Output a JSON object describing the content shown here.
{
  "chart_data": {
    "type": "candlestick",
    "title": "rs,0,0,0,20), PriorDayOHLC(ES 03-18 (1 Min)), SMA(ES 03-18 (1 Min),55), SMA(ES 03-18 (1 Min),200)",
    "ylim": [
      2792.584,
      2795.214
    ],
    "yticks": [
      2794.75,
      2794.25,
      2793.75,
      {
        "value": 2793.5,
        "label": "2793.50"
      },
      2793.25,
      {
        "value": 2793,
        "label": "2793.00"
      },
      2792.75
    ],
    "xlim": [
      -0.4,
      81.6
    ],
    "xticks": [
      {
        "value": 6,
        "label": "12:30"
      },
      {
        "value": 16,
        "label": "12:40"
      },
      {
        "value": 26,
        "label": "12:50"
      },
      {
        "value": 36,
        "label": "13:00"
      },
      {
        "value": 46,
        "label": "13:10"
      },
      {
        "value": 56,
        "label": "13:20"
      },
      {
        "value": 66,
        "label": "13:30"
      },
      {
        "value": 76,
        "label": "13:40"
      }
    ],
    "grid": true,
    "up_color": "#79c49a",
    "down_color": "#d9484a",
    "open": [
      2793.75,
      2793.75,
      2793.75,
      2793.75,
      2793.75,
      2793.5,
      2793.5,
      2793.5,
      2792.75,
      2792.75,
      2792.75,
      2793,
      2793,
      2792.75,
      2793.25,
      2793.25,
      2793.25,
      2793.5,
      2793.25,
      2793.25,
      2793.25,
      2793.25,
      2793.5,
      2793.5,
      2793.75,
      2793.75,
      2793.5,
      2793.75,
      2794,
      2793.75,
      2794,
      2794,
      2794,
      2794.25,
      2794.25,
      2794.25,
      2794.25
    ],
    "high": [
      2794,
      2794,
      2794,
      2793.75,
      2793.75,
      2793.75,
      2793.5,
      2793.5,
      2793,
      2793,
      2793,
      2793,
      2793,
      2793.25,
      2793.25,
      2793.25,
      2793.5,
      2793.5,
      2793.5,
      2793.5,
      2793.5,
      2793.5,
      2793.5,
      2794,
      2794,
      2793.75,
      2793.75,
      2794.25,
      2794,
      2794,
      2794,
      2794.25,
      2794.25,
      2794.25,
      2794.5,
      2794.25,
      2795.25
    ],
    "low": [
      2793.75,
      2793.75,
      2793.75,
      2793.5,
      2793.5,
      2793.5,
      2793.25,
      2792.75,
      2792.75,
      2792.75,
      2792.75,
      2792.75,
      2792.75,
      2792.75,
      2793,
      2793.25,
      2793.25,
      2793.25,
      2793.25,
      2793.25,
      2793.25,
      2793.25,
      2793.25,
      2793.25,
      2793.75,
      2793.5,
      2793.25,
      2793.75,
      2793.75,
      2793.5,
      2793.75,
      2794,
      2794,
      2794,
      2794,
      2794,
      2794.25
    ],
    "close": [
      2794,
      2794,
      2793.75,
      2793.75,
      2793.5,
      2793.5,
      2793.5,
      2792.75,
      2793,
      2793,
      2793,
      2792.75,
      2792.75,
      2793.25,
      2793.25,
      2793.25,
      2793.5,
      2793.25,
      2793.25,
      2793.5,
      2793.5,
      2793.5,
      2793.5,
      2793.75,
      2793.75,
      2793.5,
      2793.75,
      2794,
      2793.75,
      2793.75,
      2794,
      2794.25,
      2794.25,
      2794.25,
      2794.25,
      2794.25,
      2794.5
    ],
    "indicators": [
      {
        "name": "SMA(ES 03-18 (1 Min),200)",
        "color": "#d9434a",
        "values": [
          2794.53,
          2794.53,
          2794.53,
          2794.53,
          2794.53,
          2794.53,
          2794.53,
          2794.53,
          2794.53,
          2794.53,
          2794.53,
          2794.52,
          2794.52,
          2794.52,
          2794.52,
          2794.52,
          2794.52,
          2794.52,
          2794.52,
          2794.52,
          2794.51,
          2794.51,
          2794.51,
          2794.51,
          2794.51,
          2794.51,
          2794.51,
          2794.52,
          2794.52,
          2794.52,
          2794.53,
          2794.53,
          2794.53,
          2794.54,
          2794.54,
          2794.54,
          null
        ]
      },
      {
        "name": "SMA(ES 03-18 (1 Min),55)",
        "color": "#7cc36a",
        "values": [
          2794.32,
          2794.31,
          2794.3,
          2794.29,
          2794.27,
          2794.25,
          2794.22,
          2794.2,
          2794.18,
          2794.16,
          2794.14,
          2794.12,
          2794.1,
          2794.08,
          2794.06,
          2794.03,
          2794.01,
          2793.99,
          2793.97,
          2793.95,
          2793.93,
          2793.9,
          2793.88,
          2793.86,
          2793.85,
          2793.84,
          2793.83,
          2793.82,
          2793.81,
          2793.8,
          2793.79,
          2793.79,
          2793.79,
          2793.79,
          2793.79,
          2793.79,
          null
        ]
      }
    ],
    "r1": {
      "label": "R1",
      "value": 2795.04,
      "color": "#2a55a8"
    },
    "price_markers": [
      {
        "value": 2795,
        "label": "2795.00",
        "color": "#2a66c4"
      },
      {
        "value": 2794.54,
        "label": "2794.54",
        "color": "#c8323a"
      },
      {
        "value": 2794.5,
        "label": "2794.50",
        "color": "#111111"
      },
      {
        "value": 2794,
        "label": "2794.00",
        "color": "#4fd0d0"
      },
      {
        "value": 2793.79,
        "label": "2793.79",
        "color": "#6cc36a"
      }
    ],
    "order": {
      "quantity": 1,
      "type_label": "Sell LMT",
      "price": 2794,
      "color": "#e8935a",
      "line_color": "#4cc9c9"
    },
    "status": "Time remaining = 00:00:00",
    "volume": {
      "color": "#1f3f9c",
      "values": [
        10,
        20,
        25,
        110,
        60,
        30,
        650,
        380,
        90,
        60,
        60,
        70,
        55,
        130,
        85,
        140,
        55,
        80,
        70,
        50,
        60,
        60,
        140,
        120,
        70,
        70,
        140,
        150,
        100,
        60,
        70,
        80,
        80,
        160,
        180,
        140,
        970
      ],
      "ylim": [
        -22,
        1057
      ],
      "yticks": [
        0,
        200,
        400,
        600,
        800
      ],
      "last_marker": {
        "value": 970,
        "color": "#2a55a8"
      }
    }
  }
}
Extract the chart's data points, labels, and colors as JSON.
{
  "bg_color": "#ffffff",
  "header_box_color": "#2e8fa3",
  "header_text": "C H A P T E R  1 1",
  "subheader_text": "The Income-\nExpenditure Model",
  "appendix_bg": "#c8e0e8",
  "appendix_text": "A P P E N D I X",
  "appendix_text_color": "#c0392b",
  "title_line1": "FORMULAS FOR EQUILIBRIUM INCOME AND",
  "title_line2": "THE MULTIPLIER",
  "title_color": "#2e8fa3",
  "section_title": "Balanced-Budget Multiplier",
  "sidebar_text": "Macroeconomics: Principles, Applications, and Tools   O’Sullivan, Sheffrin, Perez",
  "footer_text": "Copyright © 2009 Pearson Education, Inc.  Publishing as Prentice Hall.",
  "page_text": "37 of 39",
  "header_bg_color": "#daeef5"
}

•••••

Using the records above, copy every line that has the word "name" in it.

        "name": "SMA(ES 03-18 (1 Min),200)",
        "name": "SMA(ES 03-18 (1 Min),55)",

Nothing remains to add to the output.